**Pedido por escrito 1**
Transcreva na íntegra, sem nenhuma alteração, o trecho sobre o excesso de turismo.

**Trecho da fonte**
☆ ☆ ☆ ☆

As estimativas da OMT são de que o mundo atinja 1,8 bilhão de turistas
internacionais em 2030. Isso deve piorar a situação de vários destinos.
Mário Beni, professor da ECA-USP e cientista do turismo,
diz que nem tudo está perdido e que há algumas soluções para esse problema.
“Uma delas é o uso de instrumentos de controle que abarquem todo o trade de
turismo para que seja possível, por exemplo, emitir alertas a agentes de viagem
sobre a saturação das vendas de determinados destinos quando um limite de
comercialização for atingido”, diz. Outra possibilidade levantada pelo
professor é investir em destinos menos conhecidos, buscando o turismo
sustentável, que procura equilibrar as necessidades dos turistas com a
preservação do meio ambiente e a qualidade de vida dos residentes locais.
Para Lúcia, porém, o turismo sustentável não é
responsabilidade apenas das autoridades locais: “Como viajantes, também
desempenhamos um papel fundamental. Ao escolher destinos menos conhecidos,
respeitar a cultura local, optar por meios de transporte sustentáveis e apoiar
pequenas empresas locais, podemos contribuir para a redução do overtourism e
promover um turismo mais consciente”.

☆ ☆ ☆ ☆

**Informações exibidas**

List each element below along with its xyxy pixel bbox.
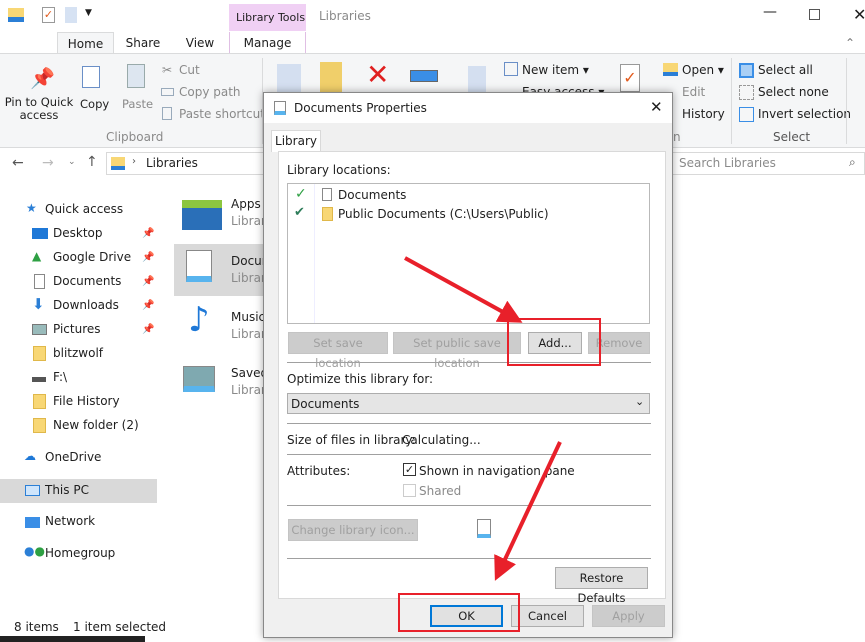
annotation-arrow-add — [404, 256, 523, 323]
annotation-arrow-ok — [494, 441, 562, 581]
annotation-arrows — [404, 256, 562, 581]
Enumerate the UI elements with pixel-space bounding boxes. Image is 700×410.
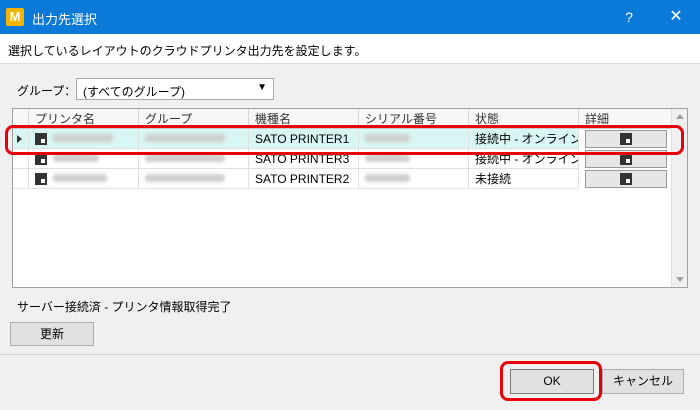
printer-icon: [35, 133, 47, 145]
redacted-group: [145, 134, 225, 142]
dialog-footer: [0, 354, 700, 410]
redacted-name: [53, 134, 113, 142]
column-header-detail[interactable]: 詳細: [579, 109, 671, 129]
column-header-printer-name[interactable]: プリンタ名: [29, 109, 139, 129]
vertical-scrollbar[interactable]: [671, 109, 687, 287]
printer-icon: [620, 153, 632, 165]
printer-name-cell: [29, 129, 139, 149]
column-header-status[interactable]: 状態: [469, 109, 579, 129]
redacted-group: [145, 174, 225, 182]
close-button[interactable]: ✕: [652, 0, 700, 34]
printer-icon: [35, 153, 47, 165]
redacted-serial: [365, 174, 410, 182]
ok-button[interactable]: OK: [510, 369, 594, 394]
refresh-button[interactable]: 更新: [10, 322, 94, 346]
printer-table: プリンタ名 グループ 機種名 シリアル番号 状態 詳細 SATO PRINTER…: [12, 108, 688, 288]
group-select[interactable]: (すべてのグループ) ▼: [76, 78, 274, 100]
group-label: グループ：: [17, 84, 77, 98]
help-button[interactable]: ?: [606, 0, 652, 34]
cancel-button[interactable]: キャンセル: [602, 369, 684, 394]
row-selector[interactable]: [13, 149, 29, 169]
redacted-group: [145, 154, 225, 162]
row-selector[interactable]: [13, 129, 29, 149]
scroll-up-icon[interactable]: [676, 114, 684, 119]
group-cell: [139, 169, 249, 189]
serial-cell: [359, 169, 469, 189]
detail-button[interactable]: [585, 130, 667, 148]
column-header-model[interactable]: 機種名: [249, 109, 359, 129]
serial-cell: [359, 149, 469, 169]
row-header-corner: [13, 109, 29, 129]
printer-icon: [620, 173, 632, 185]
serial-cell: [359, 129, 469, 149]
window-title: 出力先選択: [32, 12, 98, 27]
group-select-value: (すべてのグループ): [83, 85, 185, 99]
column-header-group[interactable]: グループ: [139, 109, 249, 129]
status-cell: 接続中 - オンライン: [469, 149, 579, 169]
printer-icon: [620, 133, 632, 145]
detail-button[interactable]: [585, 150, 667, 168]
group-cell: [139, 129, 249, 149]
status-cell: 接続中 - オンライン: [469, 129, 579, 149]
redacted-name: [53, 154, 99, 162]
chevron-down-icon: ▼: [257, 82, 267, 93]
printer-name-cell: [29, 149, 139, 169]
row-pointer-icon: [17, 135, 22, 143]
redacted-name: [53, 174, 107, 182]
title-bar: M 出力先選択 ? ✕: [0, 0, 700, 34]
row-selector[interactable]: [13, 169, 29, 189]
table-row[interactable]: SATO PRINTER1 接続中 - オンライン: [13, 129, 687, 149]
printer-icon: [35, 173, 47, 185]
model-cell: SATO PRINTER1: [249, 129, 359, 149]
status-cell: 未接続: [469, 169, 579, 189]
model-cell: SATO PRINTER3: [249, 149, 359, 169]
connection-status-text: サーバー接続済 - プリンタ情報取得完了: [17, 300, 232, 314]
detail-button[interactable]: [585, 170, 667, 188]
model-cell: SATO PRINTER2: [249, 169, 359, 189]
redacted-serial: [365, 134, 410, 142]
column-header-serial[interactable]: シリアル番号: [359, 109, 469, 129]
group-cell: [139, 149, 249, 169]
printer-name-cell: [29, 169, 139, 189]
table-row[interactable]: SATO PRINTER3 接続中 - オンライン: [13, 149, 687, 169]
scroll-down-icon[interactable]: [676, 277, 684, 282]
table-header: プリンタ名 グループ 機種名 シリアル番号 状態 詳細: [13, 109, 687, 129]
redacted-serial: [365, 154, 410, 162]
table-row[interactable]: SATO PRINTER2 未接続: [13, 169, 687, 189]
description-band: 選択しているレイアウトのクラウドプリンタ出力先を設定します。: [0, 34, 700, 64]
description-text: 選択しているレイアウトのクラウドプリンタ出力先を設定します。: [8, 44, 367, 58]
app-logo-icon: M: [6, 8, 24, 26]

☆ ☆ ☆ ☆

**Pedido por escrito 2**
Devolva sem alterações as linhas das entradas que vão do início delas até a linha que contém "Enumerate the UI", incluindo as duas extremidades. Deixe as imagens fora da resposta.

**Resposta correta 1**
As estimativas da OMT são de que o mundo atinja 1,8 bilhão de turistas
internacionais em 2030. Isso deve piorar a situação de vários destinos.
Mário Beni, professor da ECA-USP e cientista do turismo,
diz que nem tudo está perdido e que há algumas soluções para esse problema.
“Uma delas é o uso de instrumentos de controle que abarquem todo o trade de
turismo para que seja possível, por exemplo, emitir alertas a agentes de viagem
sobre a saturação das vendas de determinados destinos quando um limite de
comercialização for atingido”, diz. Outra possibilidade levantada pelo
professor é investir em destinos menos conhecidos, buscando o turismo
sustentável, que procura equilibrar as necessidades dos turistas com a
preservação do meio ambiente e a qualidade de vida dos residentes locais.
Para Lúcia, porém, o turismo sustentável não é
responsabilidade apenas das autoridades locais: “Como viajantes, também
desempenhamos um papel fundamental. Ao escolher destinos menos conhecidos,
respeitar a cultura local, optar por meios de transporte sustentáveis e apoiar
pequenas empresas locais, podemos contribuir para a redução do overtourism e
promover um turismo mais consciente”.

**Resposta correta 2**
List each element below along with its xyxy pixel bbox.
annotation-arrow-add — [404, 256, 523, 323]
annotation-arrow-ok — [494, 441, 562, 581]
annotation-arrows — [404, 256, 562, 581]
Enumerate the UI elements with pixel-space bounding boxes. Image is 700×410.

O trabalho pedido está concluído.